▶ RECORDED INFORMATION:
# # # # #
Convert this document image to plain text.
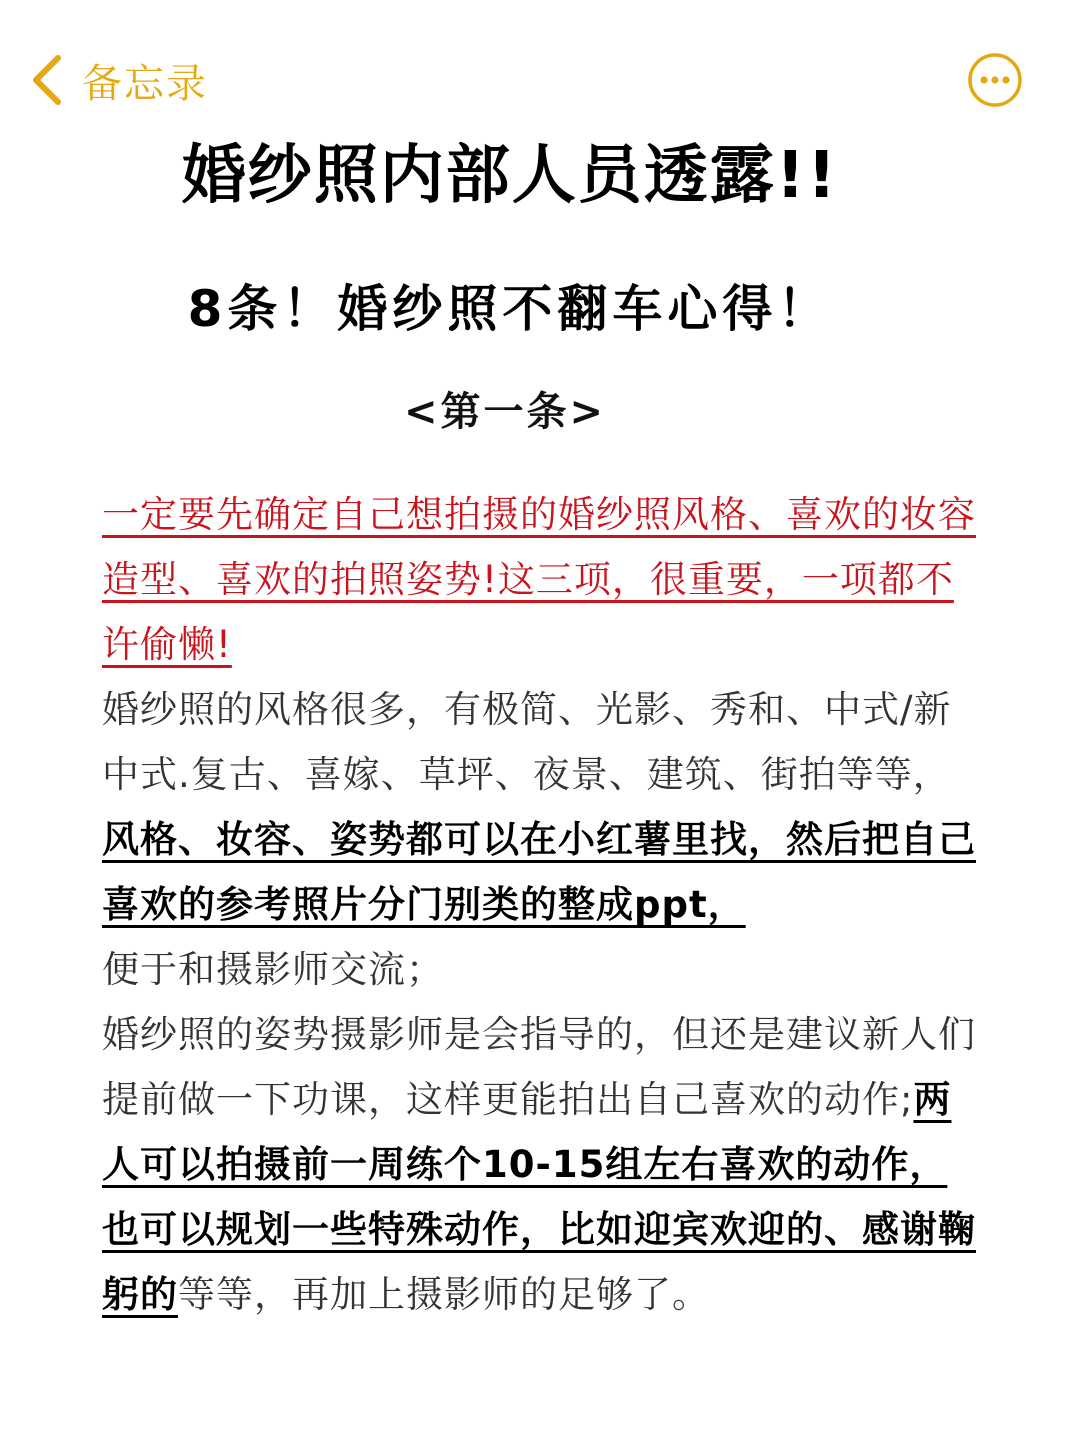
备忘录
婚纱照内部人员透露!!
8条！婚纱照不翻车心得！
<第一条>

一定要先确定自己想拍摄的婚纱照风格、喜欢的妆容造型、喜欢的拍照姿势!这三项，很重要，一项都不许偷懒!

婚纱照的风格很多，有极简、光影、秀和、中式/新中式.复古、喜嫁、草坪、夜景、建筑、街拍等等，风格、妆容、姿势都可以在小红薯里找，然后把自己喜欢的参考照片分门别类的整成ppt，
便于和摄影师交流；

婚纱照的姿势摄影师是会指导的，但还是建议新人们提前做一下功课，这样更能拍出自己喜欢的动作;两人可以拍摄前一周练个10-15组左右喜欢的动作，也可以规划一些特殊动作，比如迎宾欢迎的、感谢鞠躬的等等，再加上摄影师的足够了。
# # # # #
▶ DIRECTIVE:
Without the pictures, return all the records precisely as they stand.

▶ SOLUTION TO THIS PROBLEM:
Convert this document image to plain text.
备忘录
婚纱照内部人员透露!!
8条！婚纱照不翻车心得！
<第一条>

一定要先确定自己想拍摄的婚纱照风格、喜欢的妆容造型、喜欢的拍照姿势!这三项，很重要，一项都不许偷懒!

婚纱照的风格很多，有极简、光影、秀和、中式/新中式.复古、喜嫁、草坪、夜景、建筑、街拍等等，风格、妆容、姿势都可以在小红薯里找，然后把自己喜欢的参考照片分门别类的整成ppt，
便于和摄影师交流；

婚纱照的姿势摄影师是会指导的，但还是建议新人们提前做一下功课，这样更能拍出自己喜欢的动作;两人可以拍摄前一周练个10-15组左右喜欢的动作，也可以规划一些特殊动作，比如迎宾欢迎的、感谢鞠躬的等等，再加上摄影师的足够了。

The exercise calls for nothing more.